### A run of records

========

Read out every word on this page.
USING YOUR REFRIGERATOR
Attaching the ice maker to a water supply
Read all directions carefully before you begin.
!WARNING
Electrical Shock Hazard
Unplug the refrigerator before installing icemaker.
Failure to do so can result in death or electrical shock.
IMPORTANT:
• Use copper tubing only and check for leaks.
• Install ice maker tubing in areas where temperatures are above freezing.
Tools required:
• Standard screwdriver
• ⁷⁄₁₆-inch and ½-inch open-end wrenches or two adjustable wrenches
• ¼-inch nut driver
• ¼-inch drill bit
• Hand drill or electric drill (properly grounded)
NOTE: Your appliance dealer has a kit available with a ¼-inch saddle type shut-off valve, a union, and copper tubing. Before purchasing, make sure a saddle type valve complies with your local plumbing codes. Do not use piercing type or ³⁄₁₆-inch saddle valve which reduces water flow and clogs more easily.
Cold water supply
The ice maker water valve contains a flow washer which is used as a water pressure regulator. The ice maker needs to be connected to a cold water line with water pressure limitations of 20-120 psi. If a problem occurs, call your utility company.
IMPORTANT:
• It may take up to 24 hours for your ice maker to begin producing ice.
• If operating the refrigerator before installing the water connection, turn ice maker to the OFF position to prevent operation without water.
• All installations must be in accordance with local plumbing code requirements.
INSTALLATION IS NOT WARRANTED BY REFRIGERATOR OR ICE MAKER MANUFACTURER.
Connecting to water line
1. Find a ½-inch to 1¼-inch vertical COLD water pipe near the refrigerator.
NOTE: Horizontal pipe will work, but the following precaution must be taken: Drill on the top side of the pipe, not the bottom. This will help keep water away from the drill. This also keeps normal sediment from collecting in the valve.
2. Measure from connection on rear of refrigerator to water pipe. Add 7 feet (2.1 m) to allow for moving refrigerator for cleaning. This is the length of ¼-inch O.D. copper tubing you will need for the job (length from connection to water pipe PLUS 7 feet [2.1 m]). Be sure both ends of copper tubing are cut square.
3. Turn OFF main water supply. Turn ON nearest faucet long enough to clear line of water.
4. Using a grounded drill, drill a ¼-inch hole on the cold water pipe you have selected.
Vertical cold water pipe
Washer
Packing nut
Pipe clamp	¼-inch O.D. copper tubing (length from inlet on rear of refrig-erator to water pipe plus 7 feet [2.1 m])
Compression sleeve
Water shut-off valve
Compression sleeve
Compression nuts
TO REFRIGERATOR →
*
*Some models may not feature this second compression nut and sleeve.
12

========

### What the exercise asks
Return the lines above exactly, keeping every word.

### Answer to this exercise
Read out every word on this page.
USING YOUR REFRIGERATOR
Attaching the ice maker to a water supply
Read all directions carefully before you begin.
!WARNING
Electrical Shock Hazard
Unplug the refrigerator before installing icemaker.
Failure to do so can result in death or electrical shock.
IMPORTANT:
• Use copper tubing only and check for leaks.
• Install ice maker tubing in areas where temperatures are above freezing.
Tools required:
• Standard screwdriver
• ⁷⁄₁₆-inch and ½-inch open-end wrenches or two adjustable wrenches
• ¼-inch nut driver
• ¼-inch drill bit
• Hand drill or electric drill (properly grounded)
NOTE: Your appliance dealer has a kit available with a ¼-inch saddle type shut-off valve, a union, and copper tubing. Before purchasing, make sure a saddle type valve complies with your local plumbing codes. Do not use piercing type or ³⁄₁₆-inch saddle valve which reduces water flow and clogs more easily.
Cold water supply
The ice maker water valve contains a flow washer which is used as a water pressure regulator. The ice maker needs to be connected to a cold water line with water pressure limitations of 20-120 psi. If a problem occurs, call your utility company.
IMPORTANT:
• It may take up to 24 hours for your ice maker to begin producing ice.
• If operating the refrigerator before installing the water connection, turn ice maker to the OFF position to prevent operation without water.
• All installations must be in accordance with local plumbing code requirements.
INSTALLATION IS NOT WARRANTED BY REFRIGERATOR OR ICE MAKER MANUFACTURER.
Connecting to water line
1. Find a ½-inch to 1¼-inch vertical COLD water pipe near the refrigerator.
NOTE: Horizontal pipe will work, but the following precaution must be taken: Drill on the top side of the pipe, not the bottom. This will help keep water away from the drill. This also keeps normal sediment from collecting in the valve.
2. Measure from connection on rear of refrigerator to water pipe. Add 7 feet (2.1 m) to allow for moving refrigerator for cleaning. This is the length of ¼-inch O.D. copper tubing you will need for the job (length from connection to water pipe PLUS 7 feet [2.1 m]). Be sure both ends of copper tubing are cut square.
3. Turn OFF main water supply. Turn ON nearest faucet long enough to clear line of water.
4. Using a grounded drill, drill a ¼-inch hole on the cold water pipe you have selected.
Vertical cold water pipe
Washer
Packing nut
Pipe clamp	¼-inch O.D. copper tubing (length from inlet on rear of refrig-erator to water pipe plus 7 feet [2.1 m])
Compression sleeve
Water shut-off valve
Compression sleeve
Compression nuts
TO REFRIGERATOR →
*
*Some models may not feature this second compression nut and sleeve.
12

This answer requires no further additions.